- **Document extract**:

_____

Stripping whitespace

Discussion in 'Python' started by ryan k, Jan 23, 2008.

  1. ryan k

    ryan k Guest

    Hello. I have a string like 'LNAME
    PASTA ZONE'. I want to create a list of those words and
    basically replace all the whitespace between them with one space so i
    could just do lala.split(). Thank you!

    Ryan Kaskel
     
    ryan k, Jan 23, 2008
    #1
    1. Advertising

  2. On Wed, 23 Jan 2008 10:50:02 -0800, ryan k wrote:

    > Hello. I have a string like 'LNAME
    > PASTA ZONE'. I want to create a list of those words and
    > basically replace all the whitespace between them with one space so i
    > could just do lala.split(). Thank you!


    You *can* just do ``lala.split()``:

    In [97]: lala = 'LNAME PASTA ZONE'

    In [98]: lala.split()
    Out[98]: ['LNAME', 'PASTA', 'ZONE']

    Ciao,
    Marc 'BlackJack' Rintsch
     
    Marc 'BlackJack' Rintsch, Jan 23, 2008
    #2
    1. Advertising

  3. ryan k

    Paul Rubin Guest

    ryan k <> writes:
    > Hello. I have a string like 'LNAME
    > PASTA ZONE'. I want to create a list of those words and
    > basically replace all the whitespace between them with one space so i
    > could just do lala.split(). Thank you!


    import re
    s = 'LNAME PASTA ZONE'
    re.split('\s+', s)
     
    Paul Rubin, Jan 23, 2008
    #3
  4. ryan k

    John Machin Guest

    On Jan 24, 5:50 am, ryan k <> wrote:
    > Hello. I have a string like 'LNAME
    > PASTA ZONE'. I want to create a list of those words and
    > basically replace all the whitespace between them with one space so i
    > could just do lala.split(). Thank you!
    >
    > Ryan Kaskel


    So when you go to the Python interactive prompt and type firstly
    lala = 'LNAME PASTA ZONE'
    and then
    lala.split()
    what do you see, and what more do you need to meet your requirements?
     
    John Machin, Jan 23, 2008
    #4
  5. Using the split method is the easiest!

    On 23 Jan 2008 19:04:38 GMT, Marc 'BlackJack' Rintsch <> wrote:
    > On Wed, 23 Jan 2008 10:50:02 -0800, ryan k wrote:
    >
    > > Hello. I have a string like 'LNAME
    > > PASTA ZONE'. I want to create a list of those words and
    > > basically replace all the whitespace between them with one space so i
    > > could just do lala.split(). Thank you!

    >
    > You *can* just do ``lala.split()``:
    >
    > In [97]: lala = 'LNAME PASTA ZONE'
    >
    > In [98]: lala.split()

_____

- **Dataset extract**:
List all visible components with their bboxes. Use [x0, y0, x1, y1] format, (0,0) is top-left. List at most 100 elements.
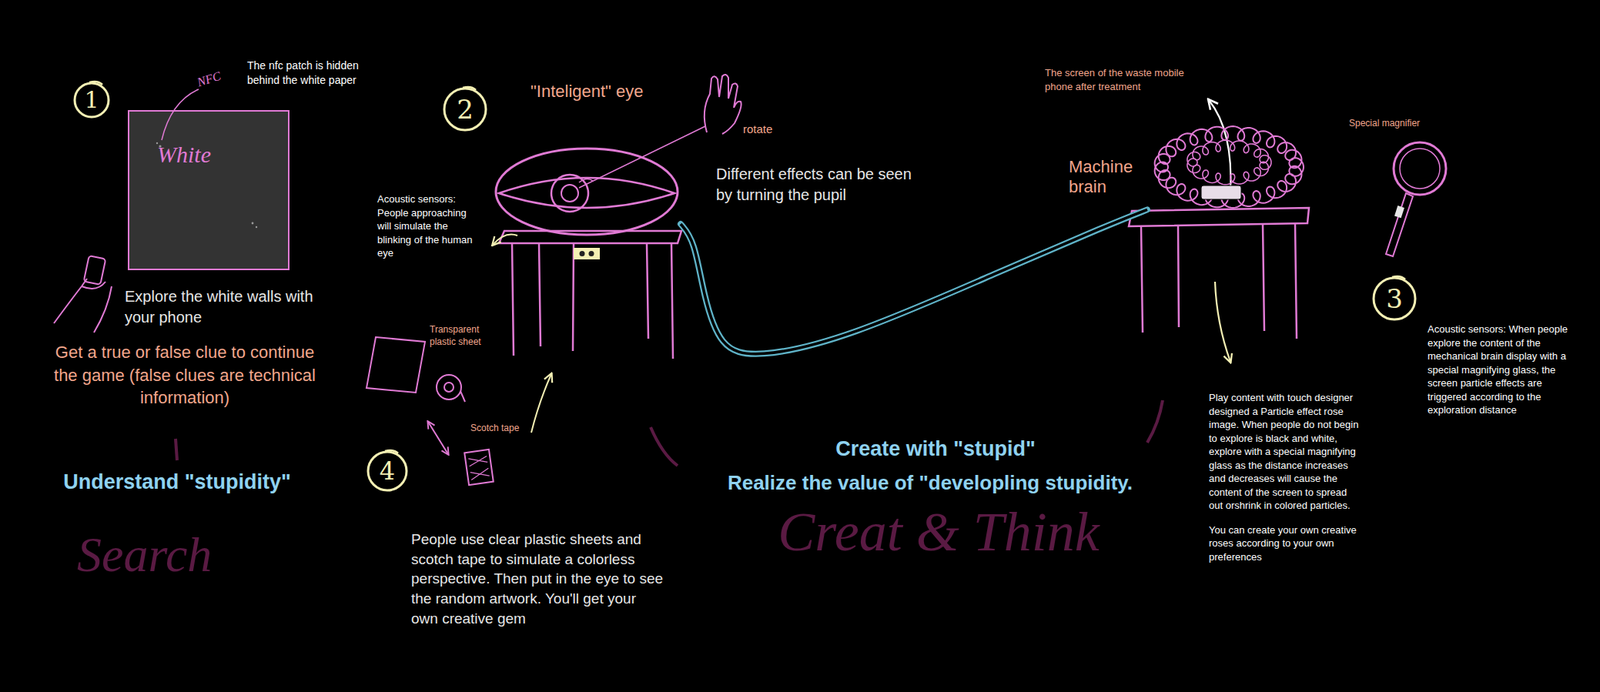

_____

- **Directive**: Write out everything in the stripping-whitespace thread from "what do you" down to "is the easiest!", word for word.

- **The answer**:
what do you see, and what more do you need to meet your requirements?
     
    John Machin, Jan 23, 2008
    #4
  5. Using the split method is the easiest!